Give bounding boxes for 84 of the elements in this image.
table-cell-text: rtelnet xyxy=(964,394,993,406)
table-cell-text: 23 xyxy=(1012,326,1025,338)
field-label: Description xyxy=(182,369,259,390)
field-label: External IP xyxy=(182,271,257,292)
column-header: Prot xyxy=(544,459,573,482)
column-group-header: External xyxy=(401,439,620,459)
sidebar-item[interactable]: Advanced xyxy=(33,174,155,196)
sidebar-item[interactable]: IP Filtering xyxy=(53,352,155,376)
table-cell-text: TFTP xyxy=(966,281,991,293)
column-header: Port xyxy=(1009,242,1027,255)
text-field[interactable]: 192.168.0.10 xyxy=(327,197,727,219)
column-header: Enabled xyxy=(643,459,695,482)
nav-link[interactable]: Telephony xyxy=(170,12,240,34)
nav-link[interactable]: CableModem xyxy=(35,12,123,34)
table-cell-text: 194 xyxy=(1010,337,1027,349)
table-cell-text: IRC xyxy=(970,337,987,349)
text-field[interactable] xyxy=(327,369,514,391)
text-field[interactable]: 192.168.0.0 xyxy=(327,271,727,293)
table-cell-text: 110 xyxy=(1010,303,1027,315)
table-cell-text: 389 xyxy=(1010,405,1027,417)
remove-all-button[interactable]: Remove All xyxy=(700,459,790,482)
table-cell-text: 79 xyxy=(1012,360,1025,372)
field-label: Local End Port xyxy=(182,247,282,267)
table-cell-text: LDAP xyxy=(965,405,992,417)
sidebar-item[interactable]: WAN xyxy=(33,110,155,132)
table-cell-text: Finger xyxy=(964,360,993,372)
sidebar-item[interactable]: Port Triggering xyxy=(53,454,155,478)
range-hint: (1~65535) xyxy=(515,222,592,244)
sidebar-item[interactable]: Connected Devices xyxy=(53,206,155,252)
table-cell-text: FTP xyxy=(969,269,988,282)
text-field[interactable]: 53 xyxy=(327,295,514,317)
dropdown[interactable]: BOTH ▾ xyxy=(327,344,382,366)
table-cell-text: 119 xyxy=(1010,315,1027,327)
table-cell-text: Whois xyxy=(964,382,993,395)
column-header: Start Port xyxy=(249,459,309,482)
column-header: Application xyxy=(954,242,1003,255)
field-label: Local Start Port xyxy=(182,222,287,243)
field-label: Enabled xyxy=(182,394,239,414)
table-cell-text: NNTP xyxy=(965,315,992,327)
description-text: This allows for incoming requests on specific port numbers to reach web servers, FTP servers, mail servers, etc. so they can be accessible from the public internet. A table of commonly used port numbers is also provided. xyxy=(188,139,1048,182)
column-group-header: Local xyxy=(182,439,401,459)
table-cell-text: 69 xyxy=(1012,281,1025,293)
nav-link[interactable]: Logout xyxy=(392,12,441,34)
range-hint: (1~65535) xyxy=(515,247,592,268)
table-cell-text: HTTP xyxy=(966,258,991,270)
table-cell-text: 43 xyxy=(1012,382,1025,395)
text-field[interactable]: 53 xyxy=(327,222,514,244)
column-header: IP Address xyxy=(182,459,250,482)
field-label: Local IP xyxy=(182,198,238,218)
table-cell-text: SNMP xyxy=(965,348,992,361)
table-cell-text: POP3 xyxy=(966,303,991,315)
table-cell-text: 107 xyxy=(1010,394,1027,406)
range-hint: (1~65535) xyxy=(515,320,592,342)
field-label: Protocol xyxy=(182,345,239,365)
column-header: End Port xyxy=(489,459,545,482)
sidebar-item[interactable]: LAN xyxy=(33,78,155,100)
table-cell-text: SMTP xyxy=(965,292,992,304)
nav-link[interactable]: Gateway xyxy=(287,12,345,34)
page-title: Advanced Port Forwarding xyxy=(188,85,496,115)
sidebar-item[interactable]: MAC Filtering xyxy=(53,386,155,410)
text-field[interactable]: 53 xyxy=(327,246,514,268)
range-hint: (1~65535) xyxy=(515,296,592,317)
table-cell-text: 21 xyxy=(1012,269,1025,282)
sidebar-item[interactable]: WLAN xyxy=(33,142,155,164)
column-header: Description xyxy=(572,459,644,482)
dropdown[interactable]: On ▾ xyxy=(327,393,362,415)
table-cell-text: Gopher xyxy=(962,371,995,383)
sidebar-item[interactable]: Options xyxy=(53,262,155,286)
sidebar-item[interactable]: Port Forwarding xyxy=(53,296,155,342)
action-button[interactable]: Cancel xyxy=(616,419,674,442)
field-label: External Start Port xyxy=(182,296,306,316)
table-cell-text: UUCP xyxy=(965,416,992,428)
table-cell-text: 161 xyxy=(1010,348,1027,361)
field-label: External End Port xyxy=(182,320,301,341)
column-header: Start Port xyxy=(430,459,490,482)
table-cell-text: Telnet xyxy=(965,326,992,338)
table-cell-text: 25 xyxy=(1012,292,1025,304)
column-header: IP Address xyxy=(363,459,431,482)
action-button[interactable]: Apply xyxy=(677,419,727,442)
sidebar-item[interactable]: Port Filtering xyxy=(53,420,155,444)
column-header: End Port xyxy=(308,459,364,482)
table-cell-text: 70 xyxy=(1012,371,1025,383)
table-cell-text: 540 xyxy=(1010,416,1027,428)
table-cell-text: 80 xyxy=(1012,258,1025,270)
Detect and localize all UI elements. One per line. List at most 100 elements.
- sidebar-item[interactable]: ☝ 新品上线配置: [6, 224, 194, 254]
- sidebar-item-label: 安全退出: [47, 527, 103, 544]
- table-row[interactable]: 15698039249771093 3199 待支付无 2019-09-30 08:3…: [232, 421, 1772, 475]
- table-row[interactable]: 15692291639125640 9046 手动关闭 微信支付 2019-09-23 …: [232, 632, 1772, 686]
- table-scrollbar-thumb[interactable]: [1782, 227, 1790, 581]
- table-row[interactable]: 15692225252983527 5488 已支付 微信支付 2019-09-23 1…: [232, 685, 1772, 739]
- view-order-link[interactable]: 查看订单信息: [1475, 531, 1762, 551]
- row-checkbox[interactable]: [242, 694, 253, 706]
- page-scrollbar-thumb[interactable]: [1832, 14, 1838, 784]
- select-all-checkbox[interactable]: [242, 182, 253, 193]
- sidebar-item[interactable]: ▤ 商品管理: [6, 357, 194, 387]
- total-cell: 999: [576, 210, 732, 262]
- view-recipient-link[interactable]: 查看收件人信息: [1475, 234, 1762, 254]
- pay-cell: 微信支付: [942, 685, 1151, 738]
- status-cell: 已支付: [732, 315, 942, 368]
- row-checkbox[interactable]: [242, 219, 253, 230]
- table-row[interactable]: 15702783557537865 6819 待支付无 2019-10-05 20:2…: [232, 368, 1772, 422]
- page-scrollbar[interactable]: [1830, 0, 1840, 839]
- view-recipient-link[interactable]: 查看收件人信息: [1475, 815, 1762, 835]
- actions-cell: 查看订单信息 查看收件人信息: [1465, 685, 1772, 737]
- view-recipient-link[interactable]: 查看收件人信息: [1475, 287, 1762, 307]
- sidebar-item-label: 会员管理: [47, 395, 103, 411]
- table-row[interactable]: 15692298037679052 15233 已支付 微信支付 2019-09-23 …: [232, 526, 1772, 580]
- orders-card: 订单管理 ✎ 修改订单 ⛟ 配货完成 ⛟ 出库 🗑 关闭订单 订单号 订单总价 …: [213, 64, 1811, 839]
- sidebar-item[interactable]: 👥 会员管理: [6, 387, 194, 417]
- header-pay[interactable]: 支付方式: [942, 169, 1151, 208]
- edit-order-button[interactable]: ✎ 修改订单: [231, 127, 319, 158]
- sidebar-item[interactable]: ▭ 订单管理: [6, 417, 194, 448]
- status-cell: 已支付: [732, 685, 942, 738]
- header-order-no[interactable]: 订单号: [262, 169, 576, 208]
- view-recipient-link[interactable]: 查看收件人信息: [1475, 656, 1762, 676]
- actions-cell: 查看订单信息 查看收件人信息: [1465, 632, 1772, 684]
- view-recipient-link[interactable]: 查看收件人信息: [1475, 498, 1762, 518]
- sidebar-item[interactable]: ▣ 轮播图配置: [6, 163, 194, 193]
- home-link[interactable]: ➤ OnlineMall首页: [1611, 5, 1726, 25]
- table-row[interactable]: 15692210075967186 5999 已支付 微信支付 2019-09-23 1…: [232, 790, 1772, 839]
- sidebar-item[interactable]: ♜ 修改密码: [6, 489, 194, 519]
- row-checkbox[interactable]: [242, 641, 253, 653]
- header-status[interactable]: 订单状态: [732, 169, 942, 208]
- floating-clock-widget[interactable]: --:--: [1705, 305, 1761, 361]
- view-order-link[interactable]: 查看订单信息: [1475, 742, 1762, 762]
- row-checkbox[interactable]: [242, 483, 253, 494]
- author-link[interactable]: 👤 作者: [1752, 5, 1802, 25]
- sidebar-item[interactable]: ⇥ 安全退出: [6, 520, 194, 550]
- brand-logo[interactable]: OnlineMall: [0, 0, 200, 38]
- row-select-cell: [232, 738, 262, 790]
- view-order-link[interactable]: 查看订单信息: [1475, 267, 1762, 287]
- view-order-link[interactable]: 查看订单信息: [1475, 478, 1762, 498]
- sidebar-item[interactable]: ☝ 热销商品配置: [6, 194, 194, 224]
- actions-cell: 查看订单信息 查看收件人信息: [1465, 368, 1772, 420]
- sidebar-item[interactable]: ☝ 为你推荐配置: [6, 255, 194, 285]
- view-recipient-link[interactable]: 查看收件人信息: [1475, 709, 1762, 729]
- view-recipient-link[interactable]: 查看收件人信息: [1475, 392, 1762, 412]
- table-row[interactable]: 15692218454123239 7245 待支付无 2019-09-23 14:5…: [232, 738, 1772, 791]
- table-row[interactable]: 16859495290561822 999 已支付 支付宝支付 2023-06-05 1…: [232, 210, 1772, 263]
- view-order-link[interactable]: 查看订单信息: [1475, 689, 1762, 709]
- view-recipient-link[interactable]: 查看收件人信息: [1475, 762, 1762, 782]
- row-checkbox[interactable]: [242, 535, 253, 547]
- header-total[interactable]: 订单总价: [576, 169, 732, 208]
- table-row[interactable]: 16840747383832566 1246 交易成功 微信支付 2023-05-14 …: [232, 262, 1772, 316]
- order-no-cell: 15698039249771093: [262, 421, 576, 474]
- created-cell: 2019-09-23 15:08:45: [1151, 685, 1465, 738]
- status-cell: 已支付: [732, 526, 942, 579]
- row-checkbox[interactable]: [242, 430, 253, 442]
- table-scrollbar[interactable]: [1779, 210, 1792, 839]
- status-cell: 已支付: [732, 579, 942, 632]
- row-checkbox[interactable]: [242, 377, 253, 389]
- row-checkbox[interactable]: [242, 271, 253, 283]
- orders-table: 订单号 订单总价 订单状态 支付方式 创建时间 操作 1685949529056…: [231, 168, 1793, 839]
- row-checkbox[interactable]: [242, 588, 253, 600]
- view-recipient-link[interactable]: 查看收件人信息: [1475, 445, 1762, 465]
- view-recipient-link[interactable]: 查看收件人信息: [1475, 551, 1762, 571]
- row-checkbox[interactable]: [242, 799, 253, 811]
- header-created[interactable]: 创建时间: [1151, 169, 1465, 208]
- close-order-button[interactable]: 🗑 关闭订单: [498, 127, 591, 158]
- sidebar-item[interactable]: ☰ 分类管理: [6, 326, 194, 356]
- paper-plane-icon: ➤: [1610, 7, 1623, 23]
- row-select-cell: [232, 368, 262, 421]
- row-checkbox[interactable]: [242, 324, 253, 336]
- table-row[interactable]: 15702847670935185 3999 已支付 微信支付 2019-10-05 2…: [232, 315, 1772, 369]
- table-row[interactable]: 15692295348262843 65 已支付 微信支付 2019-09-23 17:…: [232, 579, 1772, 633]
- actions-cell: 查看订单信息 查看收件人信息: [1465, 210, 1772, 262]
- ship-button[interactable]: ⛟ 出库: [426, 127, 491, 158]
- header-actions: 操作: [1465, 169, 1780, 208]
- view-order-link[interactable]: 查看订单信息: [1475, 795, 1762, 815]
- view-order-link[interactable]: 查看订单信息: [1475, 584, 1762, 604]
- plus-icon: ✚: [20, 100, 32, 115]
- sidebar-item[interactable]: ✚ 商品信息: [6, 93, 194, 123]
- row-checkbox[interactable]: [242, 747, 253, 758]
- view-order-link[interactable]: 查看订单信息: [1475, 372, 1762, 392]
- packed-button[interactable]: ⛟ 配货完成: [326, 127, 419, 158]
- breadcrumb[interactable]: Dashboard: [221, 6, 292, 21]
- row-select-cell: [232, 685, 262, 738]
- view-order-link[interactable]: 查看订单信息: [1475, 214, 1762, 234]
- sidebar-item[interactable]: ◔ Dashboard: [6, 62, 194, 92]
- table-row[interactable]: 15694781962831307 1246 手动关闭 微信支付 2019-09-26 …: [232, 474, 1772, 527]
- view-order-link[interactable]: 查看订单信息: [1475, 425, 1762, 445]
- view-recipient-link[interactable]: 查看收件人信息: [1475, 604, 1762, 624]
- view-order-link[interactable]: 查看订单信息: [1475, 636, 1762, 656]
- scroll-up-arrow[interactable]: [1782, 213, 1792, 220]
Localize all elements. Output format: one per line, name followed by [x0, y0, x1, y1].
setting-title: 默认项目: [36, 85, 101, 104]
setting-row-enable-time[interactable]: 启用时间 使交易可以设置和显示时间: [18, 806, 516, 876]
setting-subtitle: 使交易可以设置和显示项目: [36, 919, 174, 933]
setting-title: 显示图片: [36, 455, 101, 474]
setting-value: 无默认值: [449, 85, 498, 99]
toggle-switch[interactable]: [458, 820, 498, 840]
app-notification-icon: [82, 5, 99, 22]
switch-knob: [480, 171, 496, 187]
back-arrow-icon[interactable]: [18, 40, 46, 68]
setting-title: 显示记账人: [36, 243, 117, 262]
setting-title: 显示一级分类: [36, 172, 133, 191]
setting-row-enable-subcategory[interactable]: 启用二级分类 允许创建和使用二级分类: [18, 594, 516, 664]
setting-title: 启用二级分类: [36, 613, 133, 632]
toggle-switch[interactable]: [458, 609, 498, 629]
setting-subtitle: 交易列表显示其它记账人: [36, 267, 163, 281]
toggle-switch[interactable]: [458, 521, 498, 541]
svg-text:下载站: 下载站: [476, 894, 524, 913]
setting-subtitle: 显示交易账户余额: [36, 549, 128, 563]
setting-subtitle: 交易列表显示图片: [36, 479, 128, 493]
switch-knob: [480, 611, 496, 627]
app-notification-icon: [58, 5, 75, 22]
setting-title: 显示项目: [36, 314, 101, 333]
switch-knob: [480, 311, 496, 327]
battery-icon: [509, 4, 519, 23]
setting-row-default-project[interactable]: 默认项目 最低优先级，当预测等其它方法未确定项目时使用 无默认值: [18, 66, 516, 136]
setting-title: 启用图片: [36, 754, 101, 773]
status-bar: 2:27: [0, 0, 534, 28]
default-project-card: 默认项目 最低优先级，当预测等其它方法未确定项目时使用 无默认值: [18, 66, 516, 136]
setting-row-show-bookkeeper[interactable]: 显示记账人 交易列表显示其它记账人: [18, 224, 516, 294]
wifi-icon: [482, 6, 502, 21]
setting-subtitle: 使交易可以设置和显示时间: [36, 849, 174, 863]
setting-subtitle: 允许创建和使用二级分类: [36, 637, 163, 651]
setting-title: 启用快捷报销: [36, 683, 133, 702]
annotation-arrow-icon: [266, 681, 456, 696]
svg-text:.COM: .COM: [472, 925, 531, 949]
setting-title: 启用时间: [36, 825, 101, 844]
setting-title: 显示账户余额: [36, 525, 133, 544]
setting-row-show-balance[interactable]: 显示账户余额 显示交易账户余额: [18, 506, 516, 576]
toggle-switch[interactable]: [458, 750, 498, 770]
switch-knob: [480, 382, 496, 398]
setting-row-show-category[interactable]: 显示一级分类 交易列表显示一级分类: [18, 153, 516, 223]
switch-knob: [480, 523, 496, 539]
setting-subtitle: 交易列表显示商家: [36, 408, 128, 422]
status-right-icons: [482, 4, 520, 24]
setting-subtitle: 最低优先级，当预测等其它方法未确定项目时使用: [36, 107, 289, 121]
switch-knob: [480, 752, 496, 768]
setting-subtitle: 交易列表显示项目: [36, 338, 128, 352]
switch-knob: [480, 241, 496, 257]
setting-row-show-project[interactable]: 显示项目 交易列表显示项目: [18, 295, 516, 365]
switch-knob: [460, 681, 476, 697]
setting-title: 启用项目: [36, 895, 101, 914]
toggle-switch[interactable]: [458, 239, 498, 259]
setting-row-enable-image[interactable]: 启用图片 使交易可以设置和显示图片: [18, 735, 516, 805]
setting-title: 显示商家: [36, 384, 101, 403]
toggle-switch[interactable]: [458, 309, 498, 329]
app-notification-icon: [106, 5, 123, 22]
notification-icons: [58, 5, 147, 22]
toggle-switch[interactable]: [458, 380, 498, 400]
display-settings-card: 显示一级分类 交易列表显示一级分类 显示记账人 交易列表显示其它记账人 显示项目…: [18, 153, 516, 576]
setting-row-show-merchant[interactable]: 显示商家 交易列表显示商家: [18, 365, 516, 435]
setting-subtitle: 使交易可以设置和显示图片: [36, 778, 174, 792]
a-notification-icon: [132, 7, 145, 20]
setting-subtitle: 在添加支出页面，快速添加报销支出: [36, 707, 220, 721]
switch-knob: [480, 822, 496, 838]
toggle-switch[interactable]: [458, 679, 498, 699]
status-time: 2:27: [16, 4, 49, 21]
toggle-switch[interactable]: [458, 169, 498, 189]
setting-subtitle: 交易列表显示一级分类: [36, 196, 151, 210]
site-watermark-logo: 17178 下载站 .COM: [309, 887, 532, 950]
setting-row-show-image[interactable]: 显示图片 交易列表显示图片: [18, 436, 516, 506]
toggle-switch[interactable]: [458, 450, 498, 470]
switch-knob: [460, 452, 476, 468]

_ _ _ _ _

- _AIM_
Please echo everything from the first line down to the line containing "text-field[interactable] xyxy=(327,369,514,391)", copying each one exactly as it appears.

- _SOLUTION FOR THIS EXERCISE_
Give bounding boxes for 84 of the elements in this image.
table-cell-text: rtelnet xyxy=(964,394,993,406)
table-cell-text: 23 xyxy=(1012,326,1025,338)
field-label: Description xyxy=(182,369,259,390)
field-label: External IP xyxy=(182,271,257,292)
column-header: Prot xyxy=(544,459,573,482)
column-group-header: External xyxy=(401,439,620,459)
sidebar-item[interactable]: Advanced xyxy=(33,174,155,196)
sidebar-item[interactable]: IP Filtering xyxy=(53,352,155,376)
table-cell-text: TFTP xyxy=(966,281,991,293)
column-header: Port xyxy=(1009,242,1027,255)
text-field[interactable]: 192.168.0.10 xyxy=(327,197,727,219)
column-header: Enabled xyxy=(643,459,695,482)
nav-link[interactable]: Telephony xyxy=(170,12,240,34)
nav-link[interactable]: CableModem xyxy=(35,12,123,34)
table-cell-text: 194 xyxy=(1010,337,1027,349)
table-cell-text: IRC xyxy=(970,337,987,349)
text-field[interactable] xyxy=(327,369,514,391)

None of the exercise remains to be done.